<<<<
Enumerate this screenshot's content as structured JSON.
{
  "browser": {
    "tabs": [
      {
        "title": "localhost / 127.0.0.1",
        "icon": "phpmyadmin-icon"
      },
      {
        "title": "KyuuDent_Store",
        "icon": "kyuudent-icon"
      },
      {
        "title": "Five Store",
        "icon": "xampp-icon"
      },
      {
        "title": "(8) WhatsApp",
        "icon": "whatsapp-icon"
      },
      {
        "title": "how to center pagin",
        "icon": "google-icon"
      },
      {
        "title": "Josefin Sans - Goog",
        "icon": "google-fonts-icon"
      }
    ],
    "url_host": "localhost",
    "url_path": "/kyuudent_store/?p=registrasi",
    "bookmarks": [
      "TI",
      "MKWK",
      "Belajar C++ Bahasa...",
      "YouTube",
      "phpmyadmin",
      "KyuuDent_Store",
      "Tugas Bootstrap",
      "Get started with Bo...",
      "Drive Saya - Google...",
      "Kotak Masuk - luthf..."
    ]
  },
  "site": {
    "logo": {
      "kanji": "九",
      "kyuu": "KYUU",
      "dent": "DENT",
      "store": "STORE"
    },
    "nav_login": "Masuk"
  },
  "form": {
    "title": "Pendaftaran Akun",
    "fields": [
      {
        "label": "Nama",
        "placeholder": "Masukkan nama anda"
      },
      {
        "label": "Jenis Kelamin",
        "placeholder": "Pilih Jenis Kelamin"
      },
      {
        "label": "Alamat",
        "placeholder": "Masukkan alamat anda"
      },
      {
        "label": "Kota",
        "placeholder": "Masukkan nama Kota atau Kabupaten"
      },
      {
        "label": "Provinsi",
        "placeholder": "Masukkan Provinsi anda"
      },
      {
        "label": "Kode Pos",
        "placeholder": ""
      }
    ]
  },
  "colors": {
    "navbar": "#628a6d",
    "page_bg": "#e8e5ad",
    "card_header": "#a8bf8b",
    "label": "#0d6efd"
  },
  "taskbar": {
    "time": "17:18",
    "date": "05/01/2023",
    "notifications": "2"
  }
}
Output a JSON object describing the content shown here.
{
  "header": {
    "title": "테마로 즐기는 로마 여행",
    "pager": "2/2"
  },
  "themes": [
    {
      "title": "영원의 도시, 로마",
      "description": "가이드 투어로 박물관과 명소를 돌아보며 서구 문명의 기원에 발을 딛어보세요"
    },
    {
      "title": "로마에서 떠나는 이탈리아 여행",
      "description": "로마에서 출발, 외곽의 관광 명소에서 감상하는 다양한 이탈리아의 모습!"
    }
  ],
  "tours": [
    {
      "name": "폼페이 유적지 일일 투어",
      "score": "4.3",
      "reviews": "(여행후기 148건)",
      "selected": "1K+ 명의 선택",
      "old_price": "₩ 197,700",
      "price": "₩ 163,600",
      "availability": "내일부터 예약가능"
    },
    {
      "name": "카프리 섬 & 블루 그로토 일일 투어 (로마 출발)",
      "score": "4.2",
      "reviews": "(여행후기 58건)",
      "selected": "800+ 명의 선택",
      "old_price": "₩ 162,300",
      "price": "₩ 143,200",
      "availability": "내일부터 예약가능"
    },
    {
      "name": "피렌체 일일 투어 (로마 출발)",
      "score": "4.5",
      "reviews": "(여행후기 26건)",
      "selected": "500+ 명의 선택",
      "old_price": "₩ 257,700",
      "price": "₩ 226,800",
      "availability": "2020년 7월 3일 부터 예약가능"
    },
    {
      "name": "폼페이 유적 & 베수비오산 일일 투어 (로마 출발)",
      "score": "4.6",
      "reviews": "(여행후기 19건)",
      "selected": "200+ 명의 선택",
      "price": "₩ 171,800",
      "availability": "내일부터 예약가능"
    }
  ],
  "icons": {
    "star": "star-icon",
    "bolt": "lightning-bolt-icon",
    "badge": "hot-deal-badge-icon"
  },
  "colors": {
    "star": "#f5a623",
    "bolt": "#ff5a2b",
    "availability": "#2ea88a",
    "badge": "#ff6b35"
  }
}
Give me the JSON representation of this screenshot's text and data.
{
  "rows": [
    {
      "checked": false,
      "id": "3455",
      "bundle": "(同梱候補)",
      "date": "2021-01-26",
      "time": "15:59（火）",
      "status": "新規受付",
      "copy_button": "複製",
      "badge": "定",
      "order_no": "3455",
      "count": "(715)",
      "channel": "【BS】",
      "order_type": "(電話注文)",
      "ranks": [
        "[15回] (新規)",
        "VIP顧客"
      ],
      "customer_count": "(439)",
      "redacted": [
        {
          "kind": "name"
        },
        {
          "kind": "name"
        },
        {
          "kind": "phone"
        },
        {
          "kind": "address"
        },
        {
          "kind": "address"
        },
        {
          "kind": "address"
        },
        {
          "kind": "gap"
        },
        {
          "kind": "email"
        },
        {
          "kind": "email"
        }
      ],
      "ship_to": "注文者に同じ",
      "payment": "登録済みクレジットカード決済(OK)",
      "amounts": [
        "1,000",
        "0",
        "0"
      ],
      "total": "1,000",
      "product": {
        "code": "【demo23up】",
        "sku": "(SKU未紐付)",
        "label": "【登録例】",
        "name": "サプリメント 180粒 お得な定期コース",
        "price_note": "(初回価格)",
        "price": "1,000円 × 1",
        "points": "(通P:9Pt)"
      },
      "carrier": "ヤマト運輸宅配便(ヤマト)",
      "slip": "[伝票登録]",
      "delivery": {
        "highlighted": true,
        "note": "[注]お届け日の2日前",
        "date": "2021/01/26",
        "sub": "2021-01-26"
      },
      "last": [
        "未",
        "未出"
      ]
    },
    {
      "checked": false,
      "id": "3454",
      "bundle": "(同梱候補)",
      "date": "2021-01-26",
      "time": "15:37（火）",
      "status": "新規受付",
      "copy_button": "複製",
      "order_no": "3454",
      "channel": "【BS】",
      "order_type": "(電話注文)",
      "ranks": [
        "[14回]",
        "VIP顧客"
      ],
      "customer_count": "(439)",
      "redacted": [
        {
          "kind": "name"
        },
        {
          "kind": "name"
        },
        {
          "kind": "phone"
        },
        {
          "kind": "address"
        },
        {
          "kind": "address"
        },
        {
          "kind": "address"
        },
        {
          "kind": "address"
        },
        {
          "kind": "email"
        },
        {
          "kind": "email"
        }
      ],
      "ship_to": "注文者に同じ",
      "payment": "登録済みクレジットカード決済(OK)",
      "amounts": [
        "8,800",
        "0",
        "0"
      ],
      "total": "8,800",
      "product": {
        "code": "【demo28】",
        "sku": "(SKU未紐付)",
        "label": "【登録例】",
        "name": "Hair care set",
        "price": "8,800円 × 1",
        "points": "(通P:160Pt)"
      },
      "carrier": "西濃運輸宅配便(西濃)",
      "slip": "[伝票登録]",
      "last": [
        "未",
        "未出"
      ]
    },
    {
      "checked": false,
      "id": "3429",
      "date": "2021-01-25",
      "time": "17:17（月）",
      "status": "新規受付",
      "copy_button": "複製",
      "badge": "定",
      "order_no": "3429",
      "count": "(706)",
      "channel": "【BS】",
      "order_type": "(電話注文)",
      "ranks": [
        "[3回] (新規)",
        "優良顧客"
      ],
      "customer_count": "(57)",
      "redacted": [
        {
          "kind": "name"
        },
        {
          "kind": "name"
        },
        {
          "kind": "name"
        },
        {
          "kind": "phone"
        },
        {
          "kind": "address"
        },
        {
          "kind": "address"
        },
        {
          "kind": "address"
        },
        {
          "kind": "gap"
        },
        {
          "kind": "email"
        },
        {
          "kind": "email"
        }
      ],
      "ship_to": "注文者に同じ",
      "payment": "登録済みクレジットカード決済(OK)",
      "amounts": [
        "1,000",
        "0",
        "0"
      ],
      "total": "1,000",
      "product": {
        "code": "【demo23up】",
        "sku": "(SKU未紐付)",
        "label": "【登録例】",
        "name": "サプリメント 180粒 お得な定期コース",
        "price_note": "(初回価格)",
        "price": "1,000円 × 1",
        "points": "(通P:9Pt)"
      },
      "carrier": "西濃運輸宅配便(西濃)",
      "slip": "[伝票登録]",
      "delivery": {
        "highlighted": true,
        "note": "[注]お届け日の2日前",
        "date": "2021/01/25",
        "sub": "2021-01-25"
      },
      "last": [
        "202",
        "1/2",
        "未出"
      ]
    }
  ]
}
>>>>
EXERCISE DIRECTIONS:
Only the number is wanted: how many lines above include the word "reviews"?

TASK OUTPUT:
4